SUPPLIED DATA =

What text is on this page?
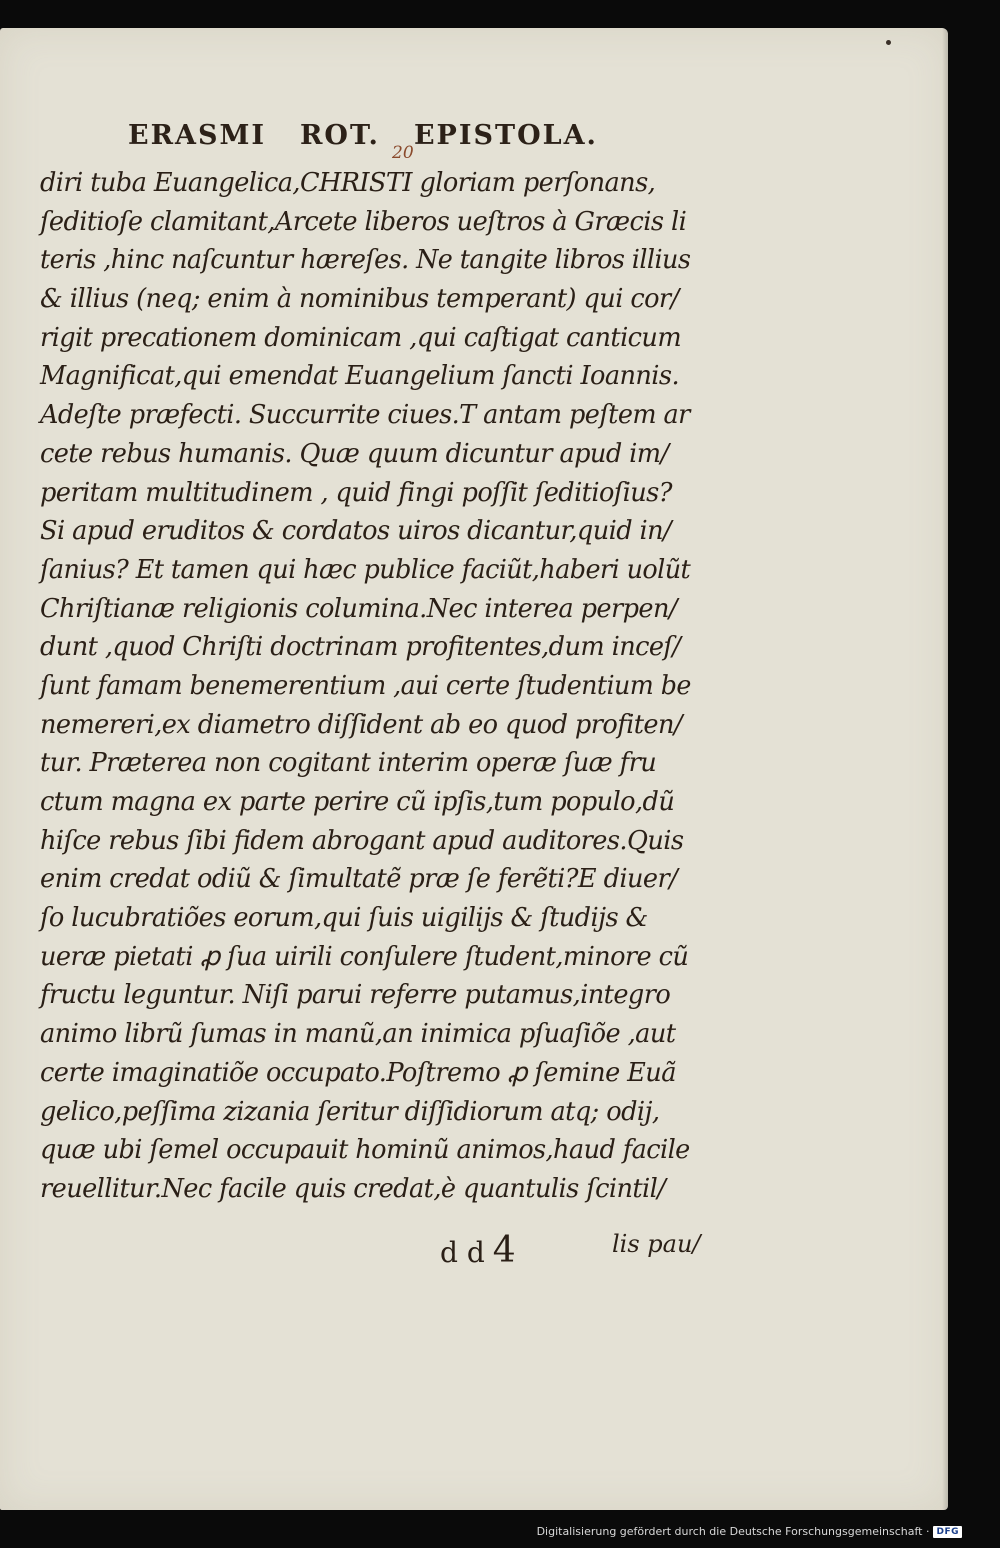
ERASMI ROT. EPISTOLA.
20
diri tuba Euangelica,CHRISTI gloriam perſonans,
ſeditioſe clamitant,Arcete liberos ueſtros à Græcis li
teris ,hinc naſcuntur hæreſes. Ne tangite libros illius
& illius (neq; enim à nominibus temperant) qui cor/
rigit precationem dominicam ,qui caſtigat canticum
Magnificat,qui emendat Euangelium ſancti Ioannis.
Adeſte præfecti. Succurrite ciues.T antam peſtem ar
cete rebus humanis. Quæ quum dicuntur apud im/
peritam multitudinem , quid fingi poſſit ſeditioſius?
Si apud eruditos & cordatos uiros dicantur,quid in/
ſanius? Et tamen qui hæc publice faciũt,haberi uolũt
Chriſtianæ religionis columina.Nec interea perpen/
dunt ,quod Chriſti doctrinam profitentes,dum inceſ/
ſunt famam benemerentium ,aui certe ſtudentium be
nemereri,ex diametro diſſident ab eo quod profiten/
tur. Præterea non cogitant interim operæ ſuæ fru
ctum magna ex parte perire cũ ipſis,tum populo,dũ
hiſce rebus ſibi fidem abrogant apud auditores.Quis
enim credat odiũ & ſimultatẽ præ ſe ferẽti?E diuer/
ſo lucubratiões eorum,qui ſuis uigilijs & ſtudijs &
ueræ pietati ꝓ ſua uirili conſulere ſtudent,minore cũ
fructu leguntur. Niſi parui referre putamus,integro
animo librũ ſumas in manũ,an inimica pſuaſiõe ,aut
certe imaginatiõe occupato.Poſtremo ꝓ ſemine Euã
gelico,peſſima zizania ſeritur diſſidiorum atq; odij,
quæ ubi ſemel occupauit hominũ animos,haud facile
reuellitur.Nec facile quis credat,è quantulis ſcintil/
d d 4	lis pau/
Digitalisierung gefördert durch die Deutsche Forschungsgemeinschaft · DFG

TASK DIRECTIONS =
Reproduce the whole listing word for word, setting aside any pictures.

RESPONSE BELOW =
What text is on this page?
ERASMI ROT. EPISTOLA.
20
diri tuba Euangelica,CHRISTI gloriam perſonans,
ſeditioſe clamitant,Arcete liberos ueſtros à Græcis li
teris ,hinc naſcuntur hæreſes. Ne tangite libros illius
& illius (neq; enim à nominibus temperant) qui cor/
rigit precationem dominicam ,qui caſtigat canticum
Magnificat,qui emendat Euangelium ſancti Ioannis.
Adeſte præfecti. Succurrite ciues.T antam peſtem ar
cete rebus humanis. Quæ quum dicuntur apud im/
peritam multitudinem , quid fingi poſſit ſeditioſius?
Si apud eruditos & cordatos uiros dicantur,quid in/
ſanius? Et tamen qui hæc publice faciũt,haberi uolũt
Chriſtianæ religionis columina.Nec interea perpen/
dunt ,quod Chriſti doctrinam profitentes,dum inceſ/
ſunt famam benemerentium ,aui certe ſtudentium be
nemereri,ex diametro diſſident ab eo quod profiten/
tur. Præterea non cogitant interim operæ ſuæ fru
ctum magna ex parte perire cũ ipſis,tum populo,dũ
hiſce rebus ſibi fidem abrogant apud auditores.Quis
enim credat odiũ & ſimultatẽ præ ſe ferẽti?E diuer/
ſo lucubratiões eorum,qui ſuis uigilijs & ſtudijs &
ueræ pietati ꝓ ſua uirili conſulere ſtudent,minore cũ
fructu leguntur. Niſi parui referre putamus,integro
animo librũ ſumas in manũ,an inimica pſuaſiõe ,aut
certe imaginatiõe occupato.Poſtremo ꝓ ſemine Euã
gelico,peſſima zizania ſeritur diſſidiorum atq; odij,
quæ ubi ſemel occupauit hominũ animos,haud facile
reuellitur.Nec facile quis credat,è quantulis ſcintil/
d d 4	lis pau/
Digitalisierung gefördert durch die Deutsche Forschungsgemeinschaft · DFG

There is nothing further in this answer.